### Challenge
Quote all of the entries word for word.

### Dataset rows
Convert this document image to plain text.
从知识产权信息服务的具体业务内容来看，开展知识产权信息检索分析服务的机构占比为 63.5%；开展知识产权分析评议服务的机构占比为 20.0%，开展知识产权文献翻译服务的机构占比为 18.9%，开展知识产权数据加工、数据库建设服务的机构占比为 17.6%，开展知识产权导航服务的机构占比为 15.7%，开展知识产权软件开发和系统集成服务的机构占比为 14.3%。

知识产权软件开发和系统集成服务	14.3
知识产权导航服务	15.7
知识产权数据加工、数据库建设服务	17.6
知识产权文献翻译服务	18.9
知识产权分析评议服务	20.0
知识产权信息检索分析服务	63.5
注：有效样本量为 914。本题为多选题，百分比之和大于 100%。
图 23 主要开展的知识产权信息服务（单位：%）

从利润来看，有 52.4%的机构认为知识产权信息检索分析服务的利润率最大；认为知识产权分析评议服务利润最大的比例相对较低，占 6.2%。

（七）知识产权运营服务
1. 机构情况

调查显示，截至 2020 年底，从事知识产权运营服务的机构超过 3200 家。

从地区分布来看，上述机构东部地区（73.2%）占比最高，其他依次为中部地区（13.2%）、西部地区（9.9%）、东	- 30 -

### Exercise answer
Convert this document image to plain text.
从知识产权信息服务的具体业务内容来看，开展知识产权信息检索分析服务的机构占比为 63.5%；开展知识产权分析评议服务的机构占比为 20.0%，开展知识产权文献翻译服务的机构占比为 18.9%，开展知识产权数据加工、数据库建设服务的机构占比为 17.6%，开展知识产权导航服务的机构占比为 15.7%，开展知识产权软件开发和系统集成服务的机构占比为 14.3%。

知识产权软件开发和系统集成服务	14.3
知识产权导航服务	15.7
知识产权数据加工、数据库建设服务	17.6
知识产权文献翻译服务	18.9
知识产权分析评议服务	20.0
知识产权信息检索分析服务	63.5
注：有效样本量为 914。本题为多选题，百分比之和大于 100%。
图 23 主要开展的知识产权信息服务（单位：%）

从利润来看，有 52.4%的机构认为知识产权信息检索分析服务的利润率最大；认为知识产权分析评议服务利润最大的比例相对较低，占 6.2%。

（七）知识产权运营服务
1. 机构情况

调查显示，截至 2020 年底，从事知识产权运营服务的机构超过 3200 家。

从地区分布来看，上述机构东部地区（73.2%）占比最高，其他依次为中部地区（13.2%）、西部地区（9.9%）、东	- 30 -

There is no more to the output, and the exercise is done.